■ **What to do**:
Locate and copy each line in the data that contains the word "from".

(Some records)
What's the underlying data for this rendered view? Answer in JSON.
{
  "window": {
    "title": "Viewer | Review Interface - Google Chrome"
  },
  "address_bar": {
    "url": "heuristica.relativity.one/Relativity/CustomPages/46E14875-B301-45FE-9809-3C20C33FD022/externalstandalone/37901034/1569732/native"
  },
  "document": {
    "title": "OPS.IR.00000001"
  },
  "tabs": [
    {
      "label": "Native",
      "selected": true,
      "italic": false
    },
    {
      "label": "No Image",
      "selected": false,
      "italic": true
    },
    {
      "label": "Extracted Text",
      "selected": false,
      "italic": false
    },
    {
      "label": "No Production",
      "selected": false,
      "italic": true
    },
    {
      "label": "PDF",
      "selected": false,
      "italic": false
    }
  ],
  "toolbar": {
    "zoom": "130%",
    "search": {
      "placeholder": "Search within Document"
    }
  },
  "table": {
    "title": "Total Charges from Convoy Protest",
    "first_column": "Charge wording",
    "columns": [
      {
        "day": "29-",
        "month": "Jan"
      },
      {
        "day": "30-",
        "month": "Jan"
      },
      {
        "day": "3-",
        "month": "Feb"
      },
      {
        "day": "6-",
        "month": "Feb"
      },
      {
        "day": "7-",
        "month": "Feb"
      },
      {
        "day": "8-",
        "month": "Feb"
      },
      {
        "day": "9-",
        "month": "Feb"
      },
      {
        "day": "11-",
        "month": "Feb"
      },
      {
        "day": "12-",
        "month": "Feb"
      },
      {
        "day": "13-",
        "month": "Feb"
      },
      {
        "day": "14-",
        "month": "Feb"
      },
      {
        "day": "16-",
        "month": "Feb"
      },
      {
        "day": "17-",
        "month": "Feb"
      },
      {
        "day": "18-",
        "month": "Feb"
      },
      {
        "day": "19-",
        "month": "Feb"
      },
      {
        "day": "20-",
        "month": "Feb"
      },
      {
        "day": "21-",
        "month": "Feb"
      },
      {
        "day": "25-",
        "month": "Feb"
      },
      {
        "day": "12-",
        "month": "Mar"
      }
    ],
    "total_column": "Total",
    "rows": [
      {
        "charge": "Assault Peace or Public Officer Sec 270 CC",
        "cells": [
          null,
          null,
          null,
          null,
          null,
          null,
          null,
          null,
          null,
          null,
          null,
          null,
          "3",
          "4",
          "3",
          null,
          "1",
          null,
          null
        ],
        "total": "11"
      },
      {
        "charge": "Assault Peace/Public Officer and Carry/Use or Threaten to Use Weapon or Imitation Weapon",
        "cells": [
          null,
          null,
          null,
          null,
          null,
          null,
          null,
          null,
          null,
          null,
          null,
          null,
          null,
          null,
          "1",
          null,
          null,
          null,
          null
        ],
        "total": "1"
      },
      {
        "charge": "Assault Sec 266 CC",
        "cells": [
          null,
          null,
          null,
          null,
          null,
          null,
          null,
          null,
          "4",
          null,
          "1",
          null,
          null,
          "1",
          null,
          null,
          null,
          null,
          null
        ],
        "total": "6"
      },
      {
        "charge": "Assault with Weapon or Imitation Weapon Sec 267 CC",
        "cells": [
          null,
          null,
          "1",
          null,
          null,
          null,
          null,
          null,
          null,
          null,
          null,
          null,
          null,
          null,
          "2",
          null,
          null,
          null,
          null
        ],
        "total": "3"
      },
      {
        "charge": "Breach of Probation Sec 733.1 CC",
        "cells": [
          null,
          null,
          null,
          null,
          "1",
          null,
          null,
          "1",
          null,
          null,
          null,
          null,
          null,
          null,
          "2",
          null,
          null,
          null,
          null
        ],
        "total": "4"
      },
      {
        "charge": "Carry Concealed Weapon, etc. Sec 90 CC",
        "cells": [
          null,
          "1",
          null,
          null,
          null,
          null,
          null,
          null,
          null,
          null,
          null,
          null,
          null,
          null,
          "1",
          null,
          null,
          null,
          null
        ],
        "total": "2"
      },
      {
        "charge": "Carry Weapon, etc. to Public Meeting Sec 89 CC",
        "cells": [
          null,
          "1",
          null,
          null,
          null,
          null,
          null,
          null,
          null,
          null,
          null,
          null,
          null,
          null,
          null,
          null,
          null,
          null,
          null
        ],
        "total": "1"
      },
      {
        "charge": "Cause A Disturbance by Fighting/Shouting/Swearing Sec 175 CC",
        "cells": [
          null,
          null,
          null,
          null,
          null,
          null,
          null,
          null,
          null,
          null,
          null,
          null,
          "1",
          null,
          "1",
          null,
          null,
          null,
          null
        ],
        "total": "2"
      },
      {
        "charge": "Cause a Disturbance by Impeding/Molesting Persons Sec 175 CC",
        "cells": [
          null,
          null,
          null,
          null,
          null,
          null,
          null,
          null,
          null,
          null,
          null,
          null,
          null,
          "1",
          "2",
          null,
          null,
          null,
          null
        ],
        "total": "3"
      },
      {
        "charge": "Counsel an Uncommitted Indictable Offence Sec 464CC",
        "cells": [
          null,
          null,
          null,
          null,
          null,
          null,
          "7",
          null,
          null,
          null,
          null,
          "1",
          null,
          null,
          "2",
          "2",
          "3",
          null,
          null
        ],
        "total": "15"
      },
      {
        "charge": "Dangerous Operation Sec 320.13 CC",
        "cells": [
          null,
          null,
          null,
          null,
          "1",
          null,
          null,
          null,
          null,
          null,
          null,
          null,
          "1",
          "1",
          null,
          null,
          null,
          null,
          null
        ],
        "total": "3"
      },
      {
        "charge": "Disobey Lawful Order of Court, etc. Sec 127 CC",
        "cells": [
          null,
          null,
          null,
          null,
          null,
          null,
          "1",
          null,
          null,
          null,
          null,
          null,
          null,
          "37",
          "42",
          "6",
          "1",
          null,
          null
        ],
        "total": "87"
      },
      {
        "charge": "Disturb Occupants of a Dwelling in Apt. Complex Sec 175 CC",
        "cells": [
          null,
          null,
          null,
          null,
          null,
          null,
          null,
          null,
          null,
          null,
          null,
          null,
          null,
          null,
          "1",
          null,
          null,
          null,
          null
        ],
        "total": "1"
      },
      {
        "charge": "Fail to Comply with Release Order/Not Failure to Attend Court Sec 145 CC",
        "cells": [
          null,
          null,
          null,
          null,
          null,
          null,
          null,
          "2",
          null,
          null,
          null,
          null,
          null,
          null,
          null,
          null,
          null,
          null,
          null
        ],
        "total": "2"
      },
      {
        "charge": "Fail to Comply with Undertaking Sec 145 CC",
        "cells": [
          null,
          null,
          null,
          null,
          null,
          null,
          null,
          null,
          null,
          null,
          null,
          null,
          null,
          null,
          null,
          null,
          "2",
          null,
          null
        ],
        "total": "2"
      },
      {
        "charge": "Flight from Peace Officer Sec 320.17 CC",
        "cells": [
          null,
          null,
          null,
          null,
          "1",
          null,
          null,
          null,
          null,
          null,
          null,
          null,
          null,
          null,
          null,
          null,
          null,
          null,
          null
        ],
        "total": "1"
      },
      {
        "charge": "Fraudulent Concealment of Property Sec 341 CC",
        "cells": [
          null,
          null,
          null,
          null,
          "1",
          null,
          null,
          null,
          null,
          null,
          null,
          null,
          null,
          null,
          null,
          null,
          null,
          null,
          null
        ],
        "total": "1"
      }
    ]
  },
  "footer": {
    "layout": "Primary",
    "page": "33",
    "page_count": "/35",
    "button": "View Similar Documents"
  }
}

■ **Exercise solution**:
    "title": "Total Charges from Convoy Protest",
        "charge": "Flight from Peace Officer Sec 320.17 CC",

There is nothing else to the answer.